Pull out each line of the records holding the string "Surgery".
┄┄┄┄┄┄┄┄┄┄
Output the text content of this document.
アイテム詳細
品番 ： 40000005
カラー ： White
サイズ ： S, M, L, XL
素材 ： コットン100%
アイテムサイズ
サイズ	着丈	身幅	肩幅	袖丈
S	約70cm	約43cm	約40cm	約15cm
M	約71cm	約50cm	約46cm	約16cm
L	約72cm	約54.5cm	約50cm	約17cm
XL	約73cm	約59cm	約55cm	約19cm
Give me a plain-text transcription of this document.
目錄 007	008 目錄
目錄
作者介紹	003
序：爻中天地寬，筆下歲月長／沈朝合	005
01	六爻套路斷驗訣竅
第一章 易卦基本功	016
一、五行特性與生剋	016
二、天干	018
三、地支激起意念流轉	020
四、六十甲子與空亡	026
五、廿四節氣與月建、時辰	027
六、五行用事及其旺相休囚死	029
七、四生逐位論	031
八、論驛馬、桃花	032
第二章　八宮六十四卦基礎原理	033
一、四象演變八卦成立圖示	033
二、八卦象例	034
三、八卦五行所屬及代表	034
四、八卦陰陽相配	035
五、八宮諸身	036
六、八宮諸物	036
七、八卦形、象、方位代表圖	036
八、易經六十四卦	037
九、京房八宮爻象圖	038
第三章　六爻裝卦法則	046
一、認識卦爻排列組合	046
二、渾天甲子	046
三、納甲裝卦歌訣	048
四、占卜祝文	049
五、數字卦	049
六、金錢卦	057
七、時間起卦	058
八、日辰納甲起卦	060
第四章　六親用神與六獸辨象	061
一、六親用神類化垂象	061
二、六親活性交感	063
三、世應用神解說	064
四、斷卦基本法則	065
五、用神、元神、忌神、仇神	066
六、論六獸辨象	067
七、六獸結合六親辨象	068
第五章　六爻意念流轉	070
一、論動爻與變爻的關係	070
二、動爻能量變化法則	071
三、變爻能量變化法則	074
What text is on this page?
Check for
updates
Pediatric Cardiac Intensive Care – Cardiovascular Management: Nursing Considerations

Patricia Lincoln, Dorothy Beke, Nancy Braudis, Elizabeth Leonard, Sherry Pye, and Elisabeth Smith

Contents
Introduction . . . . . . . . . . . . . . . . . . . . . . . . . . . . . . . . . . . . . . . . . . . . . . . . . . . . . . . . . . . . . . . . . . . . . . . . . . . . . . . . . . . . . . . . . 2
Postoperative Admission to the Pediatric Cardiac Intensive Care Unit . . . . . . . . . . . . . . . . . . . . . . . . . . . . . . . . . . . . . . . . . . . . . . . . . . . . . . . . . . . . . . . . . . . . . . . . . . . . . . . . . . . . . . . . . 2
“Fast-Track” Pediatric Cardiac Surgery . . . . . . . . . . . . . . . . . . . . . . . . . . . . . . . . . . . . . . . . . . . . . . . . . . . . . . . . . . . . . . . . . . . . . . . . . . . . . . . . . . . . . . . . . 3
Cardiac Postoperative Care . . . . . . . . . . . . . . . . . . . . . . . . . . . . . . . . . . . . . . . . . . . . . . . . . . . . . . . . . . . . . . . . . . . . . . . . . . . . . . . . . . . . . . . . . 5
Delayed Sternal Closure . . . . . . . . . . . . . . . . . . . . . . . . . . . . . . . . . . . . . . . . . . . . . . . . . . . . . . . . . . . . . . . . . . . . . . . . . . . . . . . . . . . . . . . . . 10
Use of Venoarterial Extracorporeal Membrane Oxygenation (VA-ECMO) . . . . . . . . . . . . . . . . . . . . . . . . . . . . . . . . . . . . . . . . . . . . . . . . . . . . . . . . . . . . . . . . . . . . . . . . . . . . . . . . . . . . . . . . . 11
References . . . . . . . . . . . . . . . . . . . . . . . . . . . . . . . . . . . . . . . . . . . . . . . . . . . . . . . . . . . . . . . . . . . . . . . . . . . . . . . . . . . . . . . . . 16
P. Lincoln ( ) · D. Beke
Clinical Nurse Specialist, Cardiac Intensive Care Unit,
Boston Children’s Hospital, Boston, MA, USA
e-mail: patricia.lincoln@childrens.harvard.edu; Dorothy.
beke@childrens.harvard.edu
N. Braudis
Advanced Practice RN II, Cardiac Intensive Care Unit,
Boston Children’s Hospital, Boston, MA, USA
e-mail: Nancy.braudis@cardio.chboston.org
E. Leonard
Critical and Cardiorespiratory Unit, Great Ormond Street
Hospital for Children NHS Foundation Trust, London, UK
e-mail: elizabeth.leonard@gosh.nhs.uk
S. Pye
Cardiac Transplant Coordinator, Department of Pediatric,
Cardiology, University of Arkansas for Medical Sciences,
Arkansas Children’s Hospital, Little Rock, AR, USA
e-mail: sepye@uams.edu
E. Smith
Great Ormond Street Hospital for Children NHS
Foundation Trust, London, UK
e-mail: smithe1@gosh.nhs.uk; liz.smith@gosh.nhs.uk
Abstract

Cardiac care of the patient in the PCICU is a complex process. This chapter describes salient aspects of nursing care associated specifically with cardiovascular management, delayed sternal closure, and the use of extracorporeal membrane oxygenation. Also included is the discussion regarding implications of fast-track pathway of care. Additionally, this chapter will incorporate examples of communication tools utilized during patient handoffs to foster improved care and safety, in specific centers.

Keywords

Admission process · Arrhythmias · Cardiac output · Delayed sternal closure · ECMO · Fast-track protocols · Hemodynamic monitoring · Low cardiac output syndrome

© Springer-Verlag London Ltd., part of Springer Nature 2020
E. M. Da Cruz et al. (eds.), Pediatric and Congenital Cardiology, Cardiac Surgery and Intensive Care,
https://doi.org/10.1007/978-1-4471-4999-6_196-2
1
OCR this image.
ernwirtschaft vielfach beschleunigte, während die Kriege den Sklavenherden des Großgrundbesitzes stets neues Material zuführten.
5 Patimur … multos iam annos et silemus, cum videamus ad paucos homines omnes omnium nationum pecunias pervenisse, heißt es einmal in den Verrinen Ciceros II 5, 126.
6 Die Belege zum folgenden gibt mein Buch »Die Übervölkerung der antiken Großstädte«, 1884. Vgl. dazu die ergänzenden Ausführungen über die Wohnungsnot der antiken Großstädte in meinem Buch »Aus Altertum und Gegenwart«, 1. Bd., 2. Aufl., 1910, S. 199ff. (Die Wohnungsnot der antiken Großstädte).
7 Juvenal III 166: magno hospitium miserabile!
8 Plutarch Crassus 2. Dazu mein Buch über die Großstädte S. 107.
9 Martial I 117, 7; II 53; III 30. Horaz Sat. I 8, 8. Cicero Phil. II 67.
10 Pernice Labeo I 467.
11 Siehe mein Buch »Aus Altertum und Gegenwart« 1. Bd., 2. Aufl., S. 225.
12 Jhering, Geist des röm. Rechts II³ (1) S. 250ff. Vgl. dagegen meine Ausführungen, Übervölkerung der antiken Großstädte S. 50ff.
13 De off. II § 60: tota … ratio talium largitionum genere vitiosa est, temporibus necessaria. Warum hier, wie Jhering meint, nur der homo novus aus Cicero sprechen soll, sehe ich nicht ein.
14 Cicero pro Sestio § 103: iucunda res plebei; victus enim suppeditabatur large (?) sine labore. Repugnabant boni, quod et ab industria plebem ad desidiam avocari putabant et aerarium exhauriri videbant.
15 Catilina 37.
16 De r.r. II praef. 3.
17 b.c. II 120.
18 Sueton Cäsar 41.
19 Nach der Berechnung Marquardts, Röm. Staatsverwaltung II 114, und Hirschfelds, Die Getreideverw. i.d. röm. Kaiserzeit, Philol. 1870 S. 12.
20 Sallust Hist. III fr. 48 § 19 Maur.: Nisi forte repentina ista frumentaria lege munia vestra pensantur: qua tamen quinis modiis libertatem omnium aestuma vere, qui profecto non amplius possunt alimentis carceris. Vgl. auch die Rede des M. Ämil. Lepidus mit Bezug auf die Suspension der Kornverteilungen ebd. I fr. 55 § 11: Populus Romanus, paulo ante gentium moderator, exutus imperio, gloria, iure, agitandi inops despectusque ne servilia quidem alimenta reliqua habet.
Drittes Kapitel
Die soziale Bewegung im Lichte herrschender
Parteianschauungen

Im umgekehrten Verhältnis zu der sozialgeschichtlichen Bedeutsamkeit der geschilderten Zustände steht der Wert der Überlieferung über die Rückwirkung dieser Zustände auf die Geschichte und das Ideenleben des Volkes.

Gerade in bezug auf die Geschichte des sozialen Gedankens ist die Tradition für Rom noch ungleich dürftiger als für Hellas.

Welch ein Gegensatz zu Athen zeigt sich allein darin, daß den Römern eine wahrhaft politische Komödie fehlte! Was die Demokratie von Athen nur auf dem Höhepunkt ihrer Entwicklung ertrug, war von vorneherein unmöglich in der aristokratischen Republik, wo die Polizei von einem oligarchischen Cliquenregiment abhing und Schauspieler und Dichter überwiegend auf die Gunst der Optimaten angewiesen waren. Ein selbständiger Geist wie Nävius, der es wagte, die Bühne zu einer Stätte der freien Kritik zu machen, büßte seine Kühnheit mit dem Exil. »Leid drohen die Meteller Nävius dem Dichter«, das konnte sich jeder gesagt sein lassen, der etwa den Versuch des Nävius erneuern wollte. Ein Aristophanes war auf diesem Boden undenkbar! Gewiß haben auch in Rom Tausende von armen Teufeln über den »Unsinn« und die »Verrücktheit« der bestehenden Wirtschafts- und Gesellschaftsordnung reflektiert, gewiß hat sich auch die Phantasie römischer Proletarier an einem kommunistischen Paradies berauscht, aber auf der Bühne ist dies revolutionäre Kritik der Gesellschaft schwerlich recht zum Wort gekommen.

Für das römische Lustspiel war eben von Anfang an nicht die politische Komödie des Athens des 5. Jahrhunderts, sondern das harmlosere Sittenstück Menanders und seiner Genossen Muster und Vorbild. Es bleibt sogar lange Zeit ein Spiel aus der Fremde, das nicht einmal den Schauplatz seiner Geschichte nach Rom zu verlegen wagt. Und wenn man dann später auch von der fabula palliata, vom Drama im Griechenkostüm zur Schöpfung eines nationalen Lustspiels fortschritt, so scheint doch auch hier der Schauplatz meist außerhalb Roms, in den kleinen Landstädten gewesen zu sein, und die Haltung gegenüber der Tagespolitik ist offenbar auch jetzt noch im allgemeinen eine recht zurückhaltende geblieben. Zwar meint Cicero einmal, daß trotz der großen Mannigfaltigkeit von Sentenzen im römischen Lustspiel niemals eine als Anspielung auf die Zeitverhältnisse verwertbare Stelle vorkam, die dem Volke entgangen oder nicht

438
┄┄┄┄┄┄┄┄┄┄
(The answer):
“Fast-Track” Pediatric Cardiac Surgery . . . . . . . . . . . . . . . . . . . . . . . . . . . . . . . . . . . . . . . . . . . . . . . . . . . . . . . . . . . . . . . . . . . . . . . . . . . . . . . . . . . . . . . . . 3
E. M. Da Cruz et al. (eds.), Pediatric and Congenital Cardiology, Cardiac Surgery and Intensive Care,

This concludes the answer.